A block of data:
=-=-=-=-=

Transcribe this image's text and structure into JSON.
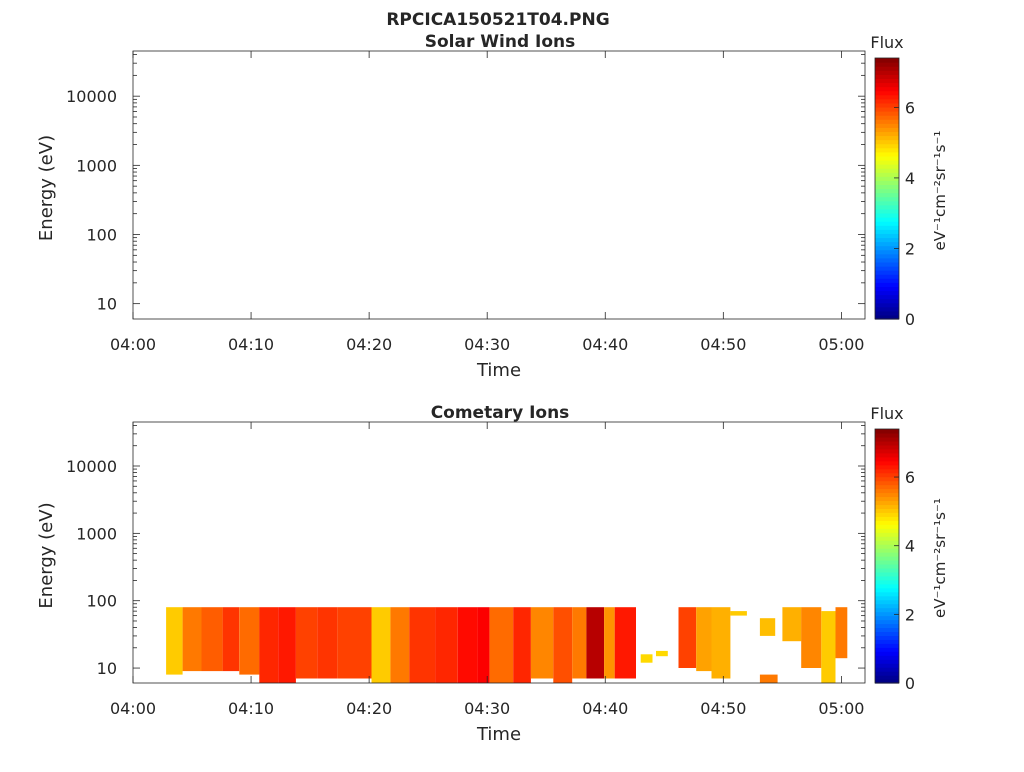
{
  "figure": {
    "title": "RPCICA150521T04.PNG"
  },
  "colorbar": {
    "label": "Flux",
    "unit_label": "eV⁻¹cm⁻²sr⁻¹s⁻¹",
    "ticks": [
      "0",
      "2",
      "4",
      "6"
    ],
    "range": [
      0,
      7.4
    ],
    "colormap": "jet"
  },
  "chart_data": [
    {
      "type": "heatmap",
      "title": "Solar Wind Ions",
      "xlabel": "Time",
      "ylabel": "Energy (eV)",
      "x_ticks": [
        "04:00",
        "04:10",
        "04:20",
        "04:30",
        "04:40",
        "04:50",
        "05:00"
      ],
      "y_ticks": [
        "10",
        "100",
        "1000",
        "10000"
      ],
      "y_scale": "log",
      "xlim_minutes": [
        0,
        62
      ],
      "ylim_eV": [
        6,
        45000
      ],
      "cells": []
    },
    {
      "type": "heatmap",
      "title": "Cometary Ions",
      "xlabel": "Time",
      "ylabel": "Energy (eV)",
      "x_ticks": [
        "04:00",
        "04:10",
        "04:20",
        "04:30",
        "04:40",
        "04:50",
        "05:00"
      ],
      "y_ticks": [
        "10",
        "100",
        "1000",
        "10000"
      ],
      "y_scale": "log",
      "xlim_minutes": [
        0,
        62
      ],
      "ylim_eV": [
        6,
        45000
      ],
      "cells": [
        {
          "t0": 2.8,
          "t1": 4.2,
          "e0": 8,
          "e1": 80,
          "v": 5.0
        },
        {
          "t0": 4.2,
          "t1": 5.8,
          "e0": 9,
          "e1": 80,
          "v": 5.6
        },
        {
          "t0": 5.8,
          "t1": 7.6,
          "e0": 9,
          "e1": 80,
          "v": 5.8
        },
        {
          "t0": 7.6,
          "t1": 9.0,
          "e0": 9,
          "e1": 80,
          "v": 6.1
        },
        {
          "t0": 9.0,
          "t1": 10.7,
          "e0": 8,
          "e1": 80,
          "v": 5.7
        },
        {
          "t0": 10.7,
          "t1": 12.3,
          "e0": 6,
          "e1": 80,
          "v": 6.2
        },
        {
          "t0": 12.3,
          "t1": 13.8,
          "e0": 6,
          "e1": 80,
          "v": 6.3
        },
        {
          "t0": 13.8,
          "t1": 15.6,
          "e0": 7,
          "e1": 80,
          "v": 6.0
        },
        {
          "t0": 15.6,
          "t1": 17.3,
          "e0": 7,
          "e1": 80,
          "v": 6.1
        },
        {
          "t0": 17.3,
          "t1": 20.2,
          "e0": 7,
          "e1": 80,
          "v": 6.0
        },
        {
          "t0": 20.2,
          "t1": 21.8,
          "e0": 6,
          "e1": 80,
          "v": 5.0
        },
        {
          "t0": 21.8,
          "t1": 23.4,
          "e0": 6,
          "e1": 80,
          "v": 5.6
        },
        {
          "t0": 23.4,
          "t1": 25.6,
          "e0": 6,
          "e1": 80,
          "v": 6.1
        },
        {
          "t0": 25.6,
          "t1": 27.5,
          "e0": 6,
          "e1": 80,
          "v": 6.2
        },
        {
          "t0": 27.5,
          "t1": 29.2,
          "e0": 6,
          "e1": 80,
          "v": 6.4
        },
        {
          "t0": 29.2,
          "t1": 30.2,
          "e0": 6,
          "e1": 80,
          "v": 6.5
        },
        {
          "t0": 30.2,
          "t1": 32.2,
          "e0": 6,
          "e1": 80,
          "v": 5.7
        },
        {
          "t0": 32.2,
          "t1": 33.7,
          "e0": 6,
          "e1": 80,
          "v": 6.2
        },
        {
          "t0": 33.7,
          "t1": 35.6,
          "e0": 7,
          "e1": 80,
          "v": 5.5
        },
        {
          "t0": 35.6,
          "t1": 37.2,
          "e0": 6,
          "e1": 80,
          "v": 5.9
        },
        {
          "t0": 37.2,
          "t1": 38.4,
          "e0": 7,
          "e1": 80,
          "v": 5.6
        },
        {
          "t0": 38.4,
          "t1": 39.9,
          "e0": 7,
          "e1": 80,
          "v": 7.0
        },
        {
          "t0": 39.9,
          "t1": 40.8,
          "e0": 7,
          "e1": 80,
          "v": 5.4
        },
        {
          "t0": 40.8,
          "t1": 42.6,
          "e0": 7,
          "e1": 80,
          "v": 6.3
        },
        {
          "t0": 43.0,
          "t1": 44.0,
          "e0": 12,
          "e1": 16,
          "v": 4.9
        },
        {
          "t0": 44.3,
          "t1": 45.3,
          "e0": 15,
          "e1": 18,
          "v": 4.9
        },
        {
          "t0": 46.2,
          "t1": 47.7,
          "e0": 10,
          "e1": 80,
          "v": 6.0
        },
        {
          "t0": 47.7,
          "t1": 49.0,
          "e0": 9,
          "e1": 80,
          "v": 5.3
        },
        {
          "t0": 49.0,
          "t1": 50.6,
          "e0": 7,
          "e1": 80,
          "v": 5.2
        },
        {
          "t0": 50.6,
          "t1": 52.0,
          "e0": 60,
          "e1": 70,
          "v": 5.0
        },
        {
          "t0": 53.1,
          "t1": 54.4,
          "e0": 30,
          "e1": 55,
          "v": 5.1
        },
        {
          "t0": 53.1,
          "t1": 54.6,
          "e0": 6,
          "e1": 8,
          "v": 5.6
        },
        {
          "t0": 55.0,
          "t1": 56.6,
          "e0": 25,
          "e1": 80,
          "v": 5.2
        },
        {
          "t0": 56.6,
          "t1": 58.3,
          "e0": 10,
          "e1": 80,
          "v": 5.5
        },
        {
          "t0": 58.3,
          "t1": 59.5,
          "e0": 6,
          "e1": 70,
          "v": 5.0
        },
        {
          "t0": 59.5,
          "t1": 60.5,
          "e0": 14,
          "e1": 80,
          "v": 5.6
        }
      ]
    }
  ]
}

=-=-=-=-=

◆ GIVEN INSTRUCTION:
Your copy should match the records word for word, with the pictures removed.

◆ SOLUTION:
Transcribe this image's text and structure into JSON.
{
  "figure": {
    "title": "RPCICA150521T04.PNG"
  },
  "colorbar": {
    "label": "Flux",
    "unit_label": "eV⁻¹cm⁻²sr⁻¹s⁻¹",
    "ticks": [
      "0",
      "2",
      "4",
      "6"
    ],
    "range": [
      0,
      7.4
    ],
    "colormap": "jet"
  },
  "chart_data": [
    {
      "type": "heatmap",
      "title": "Solar Wind Ions",
      "xlabel": "Time",
      "ylabel": "Energy (eV)",
      "x_ticks": [
        "04:00",
        "04:10",
        "04:20",
        "04:30",
        "04:40",
        "04:50",
        "05:00"
      ],
      "y_ticks": [
        "10",
        "100",
        "1000",
        "10000"
      ],
      "y_scale": "log",
      "xlim_minutes": [
        0,
        62
      ],
      "ylim_eV": [
        6,
        45000
      ],
      "cells": []
    },
    {
      "type": "heatmap",
      "title": "Cometary Ions",
      "xlabel": "Time",
      "ylabel": "Energy (eV)",
      "x_ticks": [
        "04:00",
        "04:10",
        "04:20",
        "04:30",
        "04:40",
        "04:50",
        "05:00"
      ],
      "y_ticks": [
        "10",
        "100",
        "1000",
        "10000"
      ],
      "y_scale": "log",
      "xlim_minutes": [
        0,
        62
      ],
      "ylim_eV": [
        6,
        45000
      ],
      "cells": [
        {
          "t0": 2.8,
          "t1": 4.2,
          "e0": 8,
          "e1": 80,
          "v": 5.0
        },
        {
          "t0": 4.2,
          "t1": 5.8,
          "e0": 9,
          "e1": 80,
          "v": 5.6
        },
        {
          "t0": 5.8,
          "t1": 7.6,
          "e0": 9,
          "e1": 80,
          "v": 5.8
        },
        {
          "t0": 7.6,
          "t1": 9.0,
          "e0": 9,
          "e1": 80,
          "v": 6.1
        },
        {
          "t0": 9.0,
          "t1": 10.7,
          "e0": 8,
          "e1": 80,
          "v": 5.7
        },
        {
          "t0": 10.7,
          "t1": 12.3,
          "e0": 6,
          "e1": 80,
          "v": 6.2
        },
        {
          "t0": 12.3,
          "t1": 13.8,
          "e0": 6,
          "e1": 80,
          "v": 6.3
        },
        {
          "t0": 13.8,
          "t1": 15.6,
          "e0": 7,
          "e1": 80,
          "v": 6.0
        },
        {
          "t0": 15.6,
          "t1": 17.3,
          "e0": 7,
          "e1": 80,
          "v": 6.1
        },
        {
          "t0": 17.3,
          "t1": 20.2,
          "e0": 7,
          "e1": 80,
          "v": 6.0
        },
        {
          "t0": 20.2,
          "t1": 21.8,
          "e0": 6,
          "e1": 80,
          "v": 5.0
        },
        {
          "t0": 21.8,
          "t1": 23.4,
          "e0": 6,
          "e1": 80,
          "v": 5.6
        },
        {
          "t0": 23.4,
          "t1": 25.6,
          "e0": 6,
          "e1": 80,
          "v": 6.1
        },
        {
          "t0": 25.6,
          "t1": 27.5,
          "e0": 6,
          "e1": 80,
          "v": 6.2
        },
        {
          "t0": 27.5,
          "t1": 29.2,
          "e0": 6,
          "e1": 80,
          "v": 6.4
        },
        {
          "t0": 29.2,
          "t1": 30.2,
          "e0": 6,
          "e1": 80,
          "v": 6.5
        },
        {
          "t0": 30.2,
          "t1": 32.2,
          "e0": 6,
          "e1": 80,
          "v": 5.7
        },
        {
          "t0": 32.2,
          "t1": 33.7,
          "e0": 6,
          "e1": 80,
          "v": 6.2
        },
        {
          "t0": 33.7,
          "t1": 35.6,
          "e0": 7,
          "e1": 80,
          "v": 5.5
        },
        {
          "t0": 35.6,
          "t1": 37.2,
          "e0": 6,
          "e1": 80,
          "v": 5.9
        },
        {
          "t0": 37.2,
          "t1": 38.4,
          "e0": 7,
          "e1": 80,
          "v": 5.6
        },
        {
          "t0": 38.4,
          "t1": 39.9,
          "e0": 7,
          "e1": 80,
          "v": 7.0
        },
        {
          "t0": 39.9,
          "t1": 40.8,
          "e0": 7,
          "e1": 80,
          "v": 5.4
        },
        {
          "t0": 40.8,
          "t1": 42.6,
          "e0": 7,
          "e1": 80,
          "v": 6.3
        },
        {
          "t0": 43.0,
          "t1": 44.0,
          "e0": 12,
          "e1": 16,
          "v": 4.9
        },
        {
          "t0": 44.3,
          "t1": 45.3,
          "e0": 15,
          "e1": 18,
          "v": 4.9
        },
        {
          "t0": 46.2,
          "t1": 47.7,
          "e0": 10,
          "e1": 80,
          "v": 6.0
        },
        {
          "t0": 47.7,
          "t1": 49.0,
          "e0": 9,
          "e1": 80,
          "v": 5.3
        },
        {
          "t0": 49.0,
          "t1": 50.6,
          "e0": 7,
          "e1": 80,
          "v": 5.2
        },
        {
          "t0": 50.6,
          "t1": 52.0,
          "e0": 60,
          "e1": 70,
          "v": 5.0
        },
        {
          "t0": 53.1,
          "t1": 54.4,
          "e0": 30,
          "e1": 55,
          "v": 5.1
        },
        {
          "t0": 53.1,
          "t1": 54.6,
          "e0": 6,
          "e1": 8,
          "v": 5.6
        },
        {
          "t0": 55.0,
          "t1": 56.6,
          "e0": 25,
          "e1": 80,
          "v": 5.2
        },
        {
          "t0": 56.6,
          "t1": 58.3,
          "e0": 10,
          "e1": 80,
          "v": 5.5
        },
        {
          "t0": 58.3,
          "t1": 59.5,
          "e0": 6,
          "e1": 70,
          "v": 5.0
        },
        {
          "t0": 59.5,
          "t1": 60.5,
          "e0": 14,
          "e1": 80,
          "v": 5.6
        }
      ]
    }
  ]
}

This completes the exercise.